Data records
···

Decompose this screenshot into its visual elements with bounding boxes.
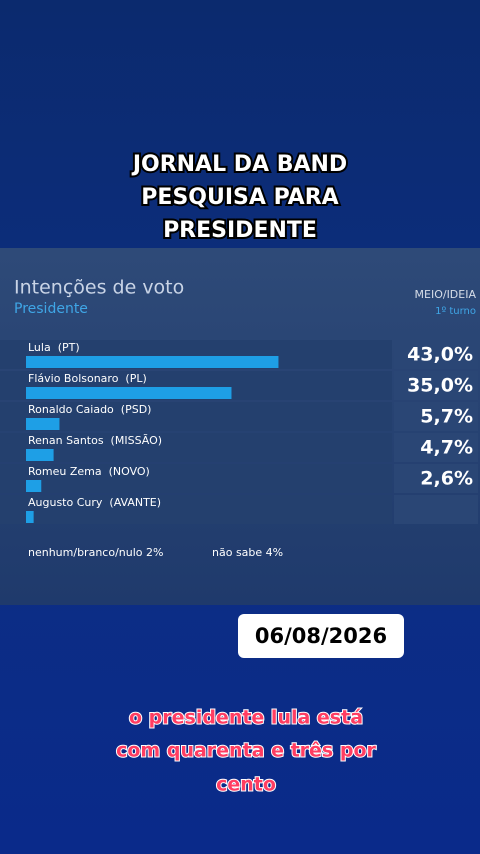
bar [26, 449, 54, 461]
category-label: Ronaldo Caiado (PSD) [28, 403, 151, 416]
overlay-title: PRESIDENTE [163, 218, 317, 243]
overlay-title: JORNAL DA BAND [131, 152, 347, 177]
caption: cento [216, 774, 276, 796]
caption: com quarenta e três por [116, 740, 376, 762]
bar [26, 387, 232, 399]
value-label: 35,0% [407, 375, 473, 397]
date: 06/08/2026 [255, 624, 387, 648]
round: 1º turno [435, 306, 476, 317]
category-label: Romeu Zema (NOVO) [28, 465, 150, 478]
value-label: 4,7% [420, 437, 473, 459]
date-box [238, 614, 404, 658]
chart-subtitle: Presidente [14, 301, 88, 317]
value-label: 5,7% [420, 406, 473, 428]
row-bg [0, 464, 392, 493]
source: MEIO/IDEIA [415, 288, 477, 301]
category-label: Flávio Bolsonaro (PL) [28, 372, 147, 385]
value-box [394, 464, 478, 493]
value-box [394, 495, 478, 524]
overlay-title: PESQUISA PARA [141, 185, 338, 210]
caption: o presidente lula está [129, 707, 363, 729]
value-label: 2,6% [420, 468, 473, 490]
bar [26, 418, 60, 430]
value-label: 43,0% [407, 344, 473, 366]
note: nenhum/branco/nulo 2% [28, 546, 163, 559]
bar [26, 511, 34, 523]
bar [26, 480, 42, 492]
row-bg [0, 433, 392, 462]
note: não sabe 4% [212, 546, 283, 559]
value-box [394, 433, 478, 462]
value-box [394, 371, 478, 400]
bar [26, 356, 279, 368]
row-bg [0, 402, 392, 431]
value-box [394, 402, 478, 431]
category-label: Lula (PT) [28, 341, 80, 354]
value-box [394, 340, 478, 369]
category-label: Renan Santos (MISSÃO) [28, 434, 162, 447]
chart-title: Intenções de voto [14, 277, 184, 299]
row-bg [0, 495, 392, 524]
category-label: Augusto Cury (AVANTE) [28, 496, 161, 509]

···

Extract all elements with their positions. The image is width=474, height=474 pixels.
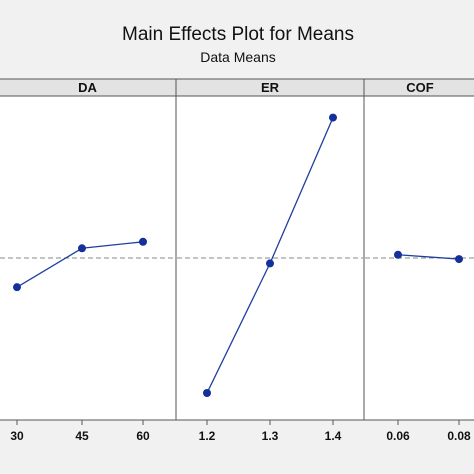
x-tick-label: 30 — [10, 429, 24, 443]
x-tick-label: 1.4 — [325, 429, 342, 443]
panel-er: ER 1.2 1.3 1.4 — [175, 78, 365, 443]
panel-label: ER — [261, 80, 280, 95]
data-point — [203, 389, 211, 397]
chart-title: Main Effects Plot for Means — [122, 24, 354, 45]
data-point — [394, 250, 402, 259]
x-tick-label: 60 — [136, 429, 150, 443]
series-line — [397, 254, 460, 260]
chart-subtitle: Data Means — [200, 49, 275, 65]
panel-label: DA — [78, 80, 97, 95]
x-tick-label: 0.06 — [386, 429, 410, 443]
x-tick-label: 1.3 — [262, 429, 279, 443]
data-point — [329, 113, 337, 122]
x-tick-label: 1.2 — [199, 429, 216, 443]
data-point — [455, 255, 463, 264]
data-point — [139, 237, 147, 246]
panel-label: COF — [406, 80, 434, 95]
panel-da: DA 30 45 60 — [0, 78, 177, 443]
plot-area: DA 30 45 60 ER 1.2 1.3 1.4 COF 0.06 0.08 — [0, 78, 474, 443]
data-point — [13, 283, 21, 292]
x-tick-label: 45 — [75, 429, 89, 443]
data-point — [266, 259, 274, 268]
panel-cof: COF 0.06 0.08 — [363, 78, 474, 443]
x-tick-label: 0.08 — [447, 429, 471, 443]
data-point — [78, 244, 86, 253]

···

List each line of the records above that contains the string "Means".

chart-title: Main Effects Plot for Means — [122, 24, 354, 45]
chart-subtitle: Data Means — [200, 49, 275, 65]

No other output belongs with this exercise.